EXERCISE REQUIREMENTS: Please reproduce the stretch of data from its first line through the line containing "- Text: reserve, structure", word for word, and nothing else.

#### MATERIAL TO PROCESS

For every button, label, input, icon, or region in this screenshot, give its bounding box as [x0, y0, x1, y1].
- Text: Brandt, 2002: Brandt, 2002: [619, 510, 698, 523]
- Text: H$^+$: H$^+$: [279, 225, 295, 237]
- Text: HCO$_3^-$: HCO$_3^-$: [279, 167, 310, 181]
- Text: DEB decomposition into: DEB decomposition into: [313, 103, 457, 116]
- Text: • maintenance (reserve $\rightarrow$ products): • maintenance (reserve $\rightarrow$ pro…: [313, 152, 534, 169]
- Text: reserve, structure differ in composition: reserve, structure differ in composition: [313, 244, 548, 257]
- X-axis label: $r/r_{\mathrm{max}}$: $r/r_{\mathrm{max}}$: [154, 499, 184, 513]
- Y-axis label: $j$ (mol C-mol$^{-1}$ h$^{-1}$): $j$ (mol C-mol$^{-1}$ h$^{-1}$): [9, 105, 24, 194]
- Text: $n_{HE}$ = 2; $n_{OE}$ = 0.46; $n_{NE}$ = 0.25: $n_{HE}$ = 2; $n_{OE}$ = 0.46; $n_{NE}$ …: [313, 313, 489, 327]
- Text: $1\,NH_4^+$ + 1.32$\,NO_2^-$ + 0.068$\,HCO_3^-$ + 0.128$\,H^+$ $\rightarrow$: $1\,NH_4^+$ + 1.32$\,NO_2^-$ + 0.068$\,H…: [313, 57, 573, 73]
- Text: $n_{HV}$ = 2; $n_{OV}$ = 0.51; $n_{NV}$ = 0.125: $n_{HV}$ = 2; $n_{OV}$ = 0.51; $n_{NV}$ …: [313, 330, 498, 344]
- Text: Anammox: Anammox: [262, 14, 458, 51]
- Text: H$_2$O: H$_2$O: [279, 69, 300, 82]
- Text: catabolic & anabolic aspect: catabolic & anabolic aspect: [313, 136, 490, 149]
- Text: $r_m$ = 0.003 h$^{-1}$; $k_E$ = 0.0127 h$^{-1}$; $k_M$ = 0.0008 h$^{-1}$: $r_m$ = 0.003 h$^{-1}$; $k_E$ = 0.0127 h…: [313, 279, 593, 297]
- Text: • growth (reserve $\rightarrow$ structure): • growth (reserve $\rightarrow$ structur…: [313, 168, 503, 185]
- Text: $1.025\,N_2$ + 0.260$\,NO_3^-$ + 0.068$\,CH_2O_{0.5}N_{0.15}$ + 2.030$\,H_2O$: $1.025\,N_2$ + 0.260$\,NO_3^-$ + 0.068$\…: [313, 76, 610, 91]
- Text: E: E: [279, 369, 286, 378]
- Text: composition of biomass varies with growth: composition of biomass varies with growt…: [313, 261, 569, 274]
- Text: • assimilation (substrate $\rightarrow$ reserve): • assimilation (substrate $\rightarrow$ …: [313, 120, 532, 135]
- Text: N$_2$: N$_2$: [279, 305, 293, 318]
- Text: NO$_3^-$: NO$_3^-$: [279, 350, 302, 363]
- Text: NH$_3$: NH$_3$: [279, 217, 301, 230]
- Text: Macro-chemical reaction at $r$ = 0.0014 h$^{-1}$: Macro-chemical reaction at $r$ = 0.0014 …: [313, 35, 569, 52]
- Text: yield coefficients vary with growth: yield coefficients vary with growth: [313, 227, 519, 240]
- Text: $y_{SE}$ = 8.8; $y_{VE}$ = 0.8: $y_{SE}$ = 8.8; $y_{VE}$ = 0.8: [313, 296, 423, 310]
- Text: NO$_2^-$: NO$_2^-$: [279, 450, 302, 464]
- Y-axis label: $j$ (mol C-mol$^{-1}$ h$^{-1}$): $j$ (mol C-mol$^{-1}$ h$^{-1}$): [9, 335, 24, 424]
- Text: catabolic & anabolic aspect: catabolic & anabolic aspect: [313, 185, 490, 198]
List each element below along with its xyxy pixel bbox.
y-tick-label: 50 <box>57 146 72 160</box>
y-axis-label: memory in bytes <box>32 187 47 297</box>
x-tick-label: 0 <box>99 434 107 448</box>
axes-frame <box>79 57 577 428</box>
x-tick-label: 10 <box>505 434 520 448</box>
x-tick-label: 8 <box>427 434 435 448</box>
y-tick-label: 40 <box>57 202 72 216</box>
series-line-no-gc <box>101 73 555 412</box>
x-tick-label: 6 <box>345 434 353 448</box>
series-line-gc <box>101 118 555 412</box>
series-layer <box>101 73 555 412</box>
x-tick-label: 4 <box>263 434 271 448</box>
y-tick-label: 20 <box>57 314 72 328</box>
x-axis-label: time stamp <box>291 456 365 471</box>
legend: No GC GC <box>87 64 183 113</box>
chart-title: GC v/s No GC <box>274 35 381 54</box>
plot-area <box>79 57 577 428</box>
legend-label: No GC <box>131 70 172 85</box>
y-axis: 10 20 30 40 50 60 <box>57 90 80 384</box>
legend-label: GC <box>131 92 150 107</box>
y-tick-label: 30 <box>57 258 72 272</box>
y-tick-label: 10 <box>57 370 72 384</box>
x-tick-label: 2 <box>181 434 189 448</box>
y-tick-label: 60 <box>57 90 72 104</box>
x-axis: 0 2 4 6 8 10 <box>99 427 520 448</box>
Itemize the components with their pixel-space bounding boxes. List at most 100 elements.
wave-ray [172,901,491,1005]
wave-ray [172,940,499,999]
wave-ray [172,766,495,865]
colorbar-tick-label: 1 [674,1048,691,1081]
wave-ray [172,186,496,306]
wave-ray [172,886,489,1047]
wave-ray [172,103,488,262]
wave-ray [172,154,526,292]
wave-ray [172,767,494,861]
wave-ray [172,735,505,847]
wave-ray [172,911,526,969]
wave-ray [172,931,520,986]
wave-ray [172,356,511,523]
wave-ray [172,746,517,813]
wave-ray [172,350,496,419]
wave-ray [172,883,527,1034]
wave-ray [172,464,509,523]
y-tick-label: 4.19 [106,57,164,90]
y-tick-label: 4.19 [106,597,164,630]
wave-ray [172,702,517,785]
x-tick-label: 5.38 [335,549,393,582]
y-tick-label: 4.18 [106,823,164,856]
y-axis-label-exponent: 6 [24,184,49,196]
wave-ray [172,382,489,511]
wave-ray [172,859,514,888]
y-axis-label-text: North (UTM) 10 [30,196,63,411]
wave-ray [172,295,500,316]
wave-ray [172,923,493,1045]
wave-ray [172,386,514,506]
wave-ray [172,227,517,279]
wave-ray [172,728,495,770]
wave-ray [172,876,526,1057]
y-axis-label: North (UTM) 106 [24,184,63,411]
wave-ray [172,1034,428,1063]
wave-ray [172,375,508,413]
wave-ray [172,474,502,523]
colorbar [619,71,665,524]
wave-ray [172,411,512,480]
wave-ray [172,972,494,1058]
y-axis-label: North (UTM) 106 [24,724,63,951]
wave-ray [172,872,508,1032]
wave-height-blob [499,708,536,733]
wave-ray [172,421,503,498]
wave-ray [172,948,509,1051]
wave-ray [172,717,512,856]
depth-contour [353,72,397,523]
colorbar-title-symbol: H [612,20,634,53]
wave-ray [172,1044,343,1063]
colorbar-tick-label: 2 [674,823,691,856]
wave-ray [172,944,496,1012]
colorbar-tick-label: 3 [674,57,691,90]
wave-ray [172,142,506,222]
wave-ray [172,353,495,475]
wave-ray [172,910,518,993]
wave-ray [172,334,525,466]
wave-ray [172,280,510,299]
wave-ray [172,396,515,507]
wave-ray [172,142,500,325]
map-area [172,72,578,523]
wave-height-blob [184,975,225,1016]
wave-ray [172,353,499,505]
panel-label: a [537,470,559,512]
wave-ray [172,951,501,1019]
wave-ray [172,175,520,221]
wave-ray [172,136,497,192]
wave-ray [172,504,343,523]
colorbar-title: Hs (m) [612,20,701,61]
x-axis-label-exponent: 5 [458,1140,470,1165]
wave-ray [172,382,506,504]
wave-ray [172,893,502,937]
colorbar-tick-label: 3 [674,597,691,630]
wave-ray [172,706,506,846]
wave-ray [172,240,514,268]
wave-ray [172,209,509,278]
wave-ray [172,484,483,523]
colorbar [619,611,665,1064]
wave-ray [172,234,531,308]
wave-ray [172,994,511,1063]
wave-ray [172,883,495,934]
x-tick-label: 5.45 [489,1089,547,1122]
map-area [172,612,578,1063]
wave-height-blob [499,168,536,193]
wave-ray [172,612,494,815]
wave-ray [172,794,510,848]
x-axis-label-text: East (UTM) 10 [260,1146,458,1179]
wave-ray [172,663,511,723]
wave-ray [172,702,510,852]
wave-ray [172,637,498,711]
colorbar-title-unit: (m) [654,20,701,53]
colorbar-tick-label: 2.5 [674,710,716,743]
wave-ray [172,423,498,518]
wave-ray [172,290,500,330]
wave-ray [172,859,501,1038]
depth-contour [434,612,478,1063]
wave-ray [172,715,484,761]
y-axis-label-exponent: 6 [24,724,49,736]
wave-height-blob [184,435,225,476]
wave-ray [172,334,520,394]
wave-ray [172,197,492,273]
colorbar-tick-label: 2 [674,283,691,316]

########

TASK ANSWER:
For every button, label, input, icon, or region in this screenshot, give its bounding box as [x0, y0, x1, y1].
- Text: Brandt, 2002: Brandt, 2002: [619, 510, 698, 523]
- Text: H$^+$: H$^+$: [279, 225, 295, 237]
- Text: HCO$_3^-$: HCO$_3^-$: [279, 167, 310, 181]
- Text: DEB decomposition into: DEB decomposition into: [313, 103, 457, 116]
- Text: • maintenance (reserve $\rightarrow$ products): • maintenance (reserve $\rightarrow$ pro…: [313, 152, 534, 169]
- Text: reserve, structure differ in composition: reserve, structure differ in composition: [313, 244, 548, 257]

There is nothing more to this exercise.